## [Dataset content]

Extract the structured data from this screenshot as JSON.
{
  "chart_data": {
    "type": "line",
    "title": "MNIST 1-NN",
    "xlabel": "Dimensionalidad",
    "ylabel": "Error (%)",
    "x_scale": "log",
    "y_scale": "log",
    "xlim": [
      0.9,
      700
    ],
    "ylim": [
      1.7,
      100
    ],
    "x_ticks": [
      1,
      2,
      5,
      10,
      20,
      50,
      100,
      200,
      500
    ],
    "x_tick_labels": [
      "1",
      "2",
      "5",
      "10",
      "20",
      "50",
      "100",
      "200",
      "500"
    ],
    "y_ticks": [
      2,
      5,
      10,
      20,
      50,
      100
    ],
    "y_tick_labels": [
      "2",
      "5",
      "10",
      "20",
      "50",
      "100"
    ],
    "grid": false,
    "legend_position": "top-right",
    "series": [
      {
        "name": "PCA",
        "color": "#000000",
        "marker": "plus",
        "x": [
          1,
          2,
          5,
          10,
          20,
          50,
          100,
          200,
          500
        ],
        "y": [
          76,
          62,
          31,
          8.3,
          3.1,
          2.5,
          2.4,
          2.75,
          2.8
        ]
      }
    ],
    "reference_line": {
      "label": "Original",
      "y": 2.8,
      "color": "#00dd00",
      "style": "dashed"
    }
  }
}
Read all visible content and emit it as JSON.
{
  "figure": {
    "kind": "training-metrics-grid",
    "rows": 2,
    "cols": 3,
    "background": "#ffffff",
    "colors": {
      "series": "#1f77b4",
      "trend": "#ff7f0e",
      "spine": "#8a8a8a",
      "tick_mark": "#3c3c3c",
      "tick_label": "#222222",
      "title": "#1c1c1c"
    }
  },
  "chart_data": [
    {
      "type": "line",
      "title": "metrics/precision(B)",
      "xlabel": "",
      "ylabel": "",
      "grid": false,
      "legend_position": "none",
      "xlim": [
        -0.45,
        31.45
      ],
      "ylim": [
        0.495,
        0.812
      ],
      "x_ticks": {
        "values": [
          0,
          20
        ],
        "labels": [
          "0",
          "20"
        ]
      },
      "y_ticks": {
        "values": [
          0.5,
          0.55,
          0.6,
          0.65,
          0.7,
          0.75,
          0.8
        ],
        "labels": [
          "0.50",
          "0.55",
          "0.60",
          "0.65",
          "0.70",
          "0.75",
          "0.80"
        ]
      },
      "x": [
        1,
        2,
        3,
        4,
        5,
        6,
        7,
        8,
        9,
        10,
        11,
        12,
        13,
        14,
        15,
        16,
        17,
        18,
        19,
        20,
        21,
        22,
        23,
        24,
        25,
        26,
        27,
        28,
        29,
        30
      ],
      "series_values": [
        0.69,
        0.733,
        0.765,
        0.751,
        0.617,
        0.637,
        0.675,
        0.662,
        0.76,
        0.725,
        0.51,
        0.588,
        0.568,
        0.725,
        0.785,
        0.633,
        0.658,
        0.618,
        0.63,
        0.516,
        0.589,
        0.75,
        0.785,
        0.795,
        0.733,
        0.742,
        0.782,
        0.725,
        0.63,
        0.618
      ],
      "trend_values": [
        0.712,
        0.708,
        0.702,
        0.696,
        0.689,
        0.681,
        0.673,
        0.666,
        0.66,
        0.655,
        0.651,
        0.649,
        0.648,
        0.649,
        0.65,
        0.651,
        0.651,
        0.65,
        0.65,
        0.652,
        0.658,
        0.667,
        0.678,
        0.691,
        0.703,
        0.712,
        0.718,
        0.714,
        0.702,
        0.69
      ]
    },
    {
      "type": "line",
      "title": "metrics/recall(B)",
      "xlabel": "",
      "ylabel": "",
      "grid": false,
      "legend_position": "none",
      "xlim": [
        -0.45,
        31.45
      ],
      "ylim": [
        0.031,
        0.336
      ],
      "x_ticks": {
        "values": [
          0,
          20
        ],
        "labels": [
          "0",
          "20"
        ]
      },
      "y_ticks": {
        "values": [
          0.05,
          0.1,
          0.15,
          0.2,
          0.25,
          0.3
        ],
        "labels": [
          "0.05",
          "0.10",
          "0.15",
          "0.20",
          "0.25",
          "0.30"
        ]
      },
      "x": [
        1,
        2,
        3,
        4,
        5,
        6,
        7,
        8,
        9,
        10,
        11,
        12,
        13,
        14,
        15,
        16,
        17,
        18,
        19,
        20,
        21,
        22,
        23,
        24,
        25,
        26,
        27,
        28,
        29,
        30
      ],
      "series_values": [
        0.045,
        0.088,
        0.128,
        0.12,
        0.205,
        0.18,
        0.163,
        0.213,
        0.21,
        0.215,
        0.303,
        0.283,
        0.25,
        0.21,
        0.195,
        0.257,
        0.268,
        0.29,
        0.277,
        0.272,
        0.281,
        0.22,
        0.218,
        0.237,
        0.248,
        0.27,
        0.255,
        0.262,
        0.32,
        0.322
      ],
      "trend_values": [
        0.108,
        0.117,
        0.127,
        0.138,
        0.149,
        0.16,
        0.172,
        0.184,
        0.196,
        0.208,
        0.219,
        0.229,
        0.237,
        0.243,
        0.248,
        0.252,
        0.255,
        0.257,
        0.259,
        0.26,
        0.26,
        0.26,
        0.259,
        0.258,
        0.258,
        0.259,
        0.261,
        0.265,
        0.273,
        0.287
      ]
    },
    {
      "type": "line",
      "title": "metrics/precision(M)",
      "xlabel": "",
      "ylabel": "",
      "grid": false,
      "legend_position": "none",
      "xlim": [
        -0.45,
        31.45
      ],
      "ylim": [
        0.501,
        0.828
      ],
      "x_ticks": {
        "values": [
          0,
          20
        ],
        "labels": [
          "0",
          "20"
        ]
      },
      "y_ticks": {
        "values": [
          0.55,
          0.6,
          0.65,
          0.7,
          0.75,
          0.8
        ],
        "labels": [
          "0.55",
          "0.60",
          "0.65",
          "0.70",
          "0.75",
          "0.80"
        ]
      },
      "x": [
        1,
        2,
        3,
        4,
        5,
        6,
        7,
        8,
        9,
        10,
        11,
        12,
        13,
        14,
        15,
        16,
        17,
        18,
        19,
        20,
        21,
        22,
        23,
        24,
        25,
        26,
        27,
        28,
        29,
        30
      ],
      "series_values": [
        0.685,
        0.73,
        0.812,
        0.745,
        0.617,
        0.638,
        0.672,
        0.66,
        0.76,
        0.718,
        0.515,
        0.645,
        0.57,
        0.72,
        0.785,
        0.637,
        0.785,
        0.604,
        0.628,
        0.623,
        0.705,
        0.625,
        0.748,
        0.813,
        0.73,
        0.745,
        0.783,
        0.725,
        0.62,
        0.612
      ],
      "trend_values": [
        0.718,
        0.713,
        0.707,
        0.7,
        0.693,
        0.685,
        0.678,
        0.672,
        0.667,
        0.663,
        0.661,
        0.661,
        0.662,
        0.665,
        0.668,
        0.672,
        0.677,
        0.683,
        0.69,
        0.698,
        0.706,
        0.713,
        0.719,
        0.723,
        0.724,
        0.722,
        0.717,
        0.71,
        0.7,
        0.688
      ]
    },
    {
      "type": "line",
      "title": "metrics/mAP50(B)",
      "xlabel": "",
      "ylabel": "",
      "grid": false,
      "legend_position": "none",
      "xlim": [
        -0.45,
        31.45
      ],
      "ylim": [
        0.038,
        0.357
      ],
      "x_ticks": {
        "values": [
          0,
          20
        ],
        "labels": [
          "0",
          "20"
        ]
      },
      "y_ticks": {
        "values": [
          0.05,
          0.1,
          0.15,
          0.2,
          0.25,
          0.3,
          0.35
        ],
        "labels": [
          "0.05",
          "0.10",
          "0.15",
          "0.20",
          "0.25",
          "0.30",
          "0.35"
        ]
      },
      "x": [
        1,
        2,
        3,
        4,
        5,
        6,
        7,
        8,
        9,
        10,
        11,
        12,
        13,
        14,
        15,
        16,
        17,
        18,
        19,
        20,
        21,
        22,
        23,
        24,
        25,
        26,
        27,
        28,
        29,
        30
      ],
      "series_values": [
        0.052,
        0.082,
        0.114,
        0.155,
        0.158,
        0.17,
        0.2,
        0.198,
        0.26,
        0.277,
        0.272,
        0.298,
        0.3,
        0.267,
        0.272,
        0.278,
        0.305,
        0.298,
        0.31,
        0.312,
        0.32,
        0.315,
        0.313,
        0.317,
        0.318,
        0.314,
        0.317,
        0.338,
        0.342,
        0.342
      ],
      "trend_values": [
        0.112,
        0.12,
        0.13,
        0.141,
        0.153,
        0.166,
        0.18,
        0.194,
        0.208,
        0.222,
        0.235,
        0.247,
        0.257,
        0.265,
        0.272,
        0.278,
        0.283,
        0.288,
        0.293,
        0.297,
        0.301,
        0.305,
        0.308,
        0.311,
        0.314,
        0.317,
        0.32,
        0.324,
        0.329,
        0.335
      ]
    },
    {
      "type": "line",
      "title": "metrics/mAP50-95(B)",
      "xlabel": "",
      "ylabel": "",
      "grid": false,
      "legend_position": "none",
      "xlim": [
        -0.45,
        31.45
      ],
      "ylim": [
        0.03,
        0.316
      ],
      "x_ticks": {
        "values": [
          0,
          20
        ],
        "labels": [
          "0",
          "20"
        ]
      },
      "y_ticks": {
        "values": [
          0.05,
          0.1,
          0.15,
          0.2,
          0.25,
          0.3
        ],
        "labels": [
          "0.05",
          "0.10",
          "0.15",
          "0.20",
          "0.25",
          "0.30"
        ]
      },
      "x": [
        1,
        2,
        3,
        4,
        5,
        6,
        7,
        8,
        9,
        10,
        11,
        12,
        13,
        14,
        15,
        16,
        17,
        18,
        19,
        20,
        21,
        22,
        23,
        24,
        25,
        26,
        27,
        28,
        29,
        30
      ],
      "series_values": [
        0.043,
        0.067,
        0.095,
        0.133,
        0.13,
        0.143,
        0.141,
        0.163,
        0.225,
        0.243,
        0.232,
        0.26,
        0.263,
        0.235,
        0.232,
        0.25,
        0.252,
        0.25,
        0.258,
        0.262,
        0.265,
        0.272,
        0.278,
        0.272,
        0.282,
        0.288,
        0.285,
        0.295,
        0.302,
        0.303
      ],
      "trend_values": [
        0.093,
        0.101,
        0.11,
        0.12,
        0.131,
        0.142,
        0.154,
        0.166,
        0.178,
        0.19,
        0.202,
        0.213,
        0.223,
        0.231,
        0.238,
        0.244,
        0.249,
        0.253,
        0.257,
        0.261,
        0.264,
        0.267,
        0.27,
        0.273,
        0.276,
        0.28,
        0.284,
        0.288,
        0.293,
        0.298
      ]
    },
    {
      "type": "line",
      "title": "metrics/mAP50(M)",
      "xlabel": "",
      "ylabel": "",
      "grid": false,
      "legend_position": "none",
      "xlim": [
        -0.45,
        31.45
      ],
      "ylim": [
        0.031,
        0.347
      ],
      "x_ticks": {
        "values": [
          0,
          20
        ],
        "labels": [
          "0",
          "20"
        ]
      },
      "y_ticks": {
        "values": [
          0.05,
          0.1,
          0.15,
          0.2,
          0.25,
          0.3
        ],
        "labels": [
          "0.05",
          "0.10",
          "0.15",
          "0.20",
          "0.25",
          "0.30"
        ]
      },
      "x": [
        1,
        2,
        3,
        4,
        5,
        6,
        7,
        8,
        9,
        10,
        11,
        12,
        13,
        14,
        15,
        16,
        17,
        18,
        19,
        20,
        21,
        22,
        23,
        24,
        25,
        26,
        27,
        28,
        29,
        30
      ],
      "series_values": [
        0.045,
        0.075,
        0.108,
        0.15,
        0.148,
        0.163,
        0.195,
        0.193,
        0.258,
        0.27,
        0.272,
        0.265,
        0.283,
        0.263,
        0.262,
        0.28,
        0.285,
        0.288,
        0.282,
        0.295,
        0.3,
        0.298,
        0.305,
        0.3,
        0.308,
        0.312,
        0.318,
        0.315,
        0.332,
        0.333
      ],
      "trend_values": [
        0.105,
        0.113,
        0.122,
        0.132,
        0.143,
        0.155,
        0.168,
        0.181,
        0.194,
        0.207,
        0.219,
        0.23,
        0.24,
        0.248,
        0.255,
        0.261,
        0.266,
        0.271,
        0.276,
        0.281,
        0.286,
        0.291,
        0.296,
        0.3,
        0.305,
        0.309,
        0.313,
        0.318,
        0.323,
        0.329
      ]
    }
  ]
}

## [Work instructions]
Read the lines above. Gather those in which the string "title" is found.

## [Answer for this exercise]
    "title": "MNIST 1-NN",
      "title": "#1c1c1c"
      "title": "metrics/precision(B)",
      "title": "metrics/recall(B)",
      "title": "metrics/precision(M)",
      "title": "metrics/mAP50(B)",
      "title": "metrics/mAP50-95(B)",
      "title": "metrics/mAP50(M)",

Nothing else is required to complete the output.